- **WHAT THE TASK REQUIRES**:
Filter out everything except lines holding "content".

- **RECORDS**:
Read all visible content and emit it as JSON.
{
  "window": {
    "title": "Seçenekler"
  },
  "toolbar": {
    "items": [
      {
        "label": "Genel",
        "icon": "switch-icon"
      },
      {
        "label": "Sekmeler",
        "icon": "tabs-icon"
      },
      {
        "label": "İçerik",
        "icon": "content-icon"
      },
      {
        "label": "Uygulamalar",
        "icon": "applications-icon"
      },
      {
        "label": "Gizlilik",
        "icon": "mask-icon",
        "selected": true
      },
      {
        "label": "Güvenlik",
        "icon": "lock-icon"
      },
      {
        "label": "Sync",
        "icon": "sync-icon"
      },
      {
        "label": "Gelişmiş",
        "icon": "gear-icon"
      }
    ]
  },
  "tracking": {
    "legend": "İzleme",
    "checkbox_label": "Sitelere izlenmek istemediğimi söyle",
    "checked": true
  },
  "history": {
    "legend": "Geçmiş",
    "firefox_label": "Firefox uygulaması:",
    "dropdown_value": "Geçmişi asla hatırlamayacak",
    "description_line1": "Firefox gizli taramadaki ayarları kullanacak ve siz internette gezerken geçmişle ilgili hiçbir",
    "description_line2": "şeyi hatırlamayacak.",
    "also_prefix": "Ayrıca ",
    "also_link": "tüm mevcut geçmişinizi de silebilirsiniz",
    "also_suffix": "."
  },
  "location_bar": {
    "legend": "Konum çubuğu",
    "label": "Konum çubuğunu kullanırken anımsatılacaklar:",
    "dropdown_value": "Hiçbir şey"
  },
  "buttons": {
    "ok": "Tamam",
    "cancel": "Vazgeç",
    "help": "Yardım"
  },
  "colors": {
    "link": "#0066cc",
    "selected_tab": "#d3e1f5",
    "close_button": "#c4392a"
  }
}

- **TASK RESPONSE**:
Read all visible content and emit it as JSON.
        "icon": "content-icon"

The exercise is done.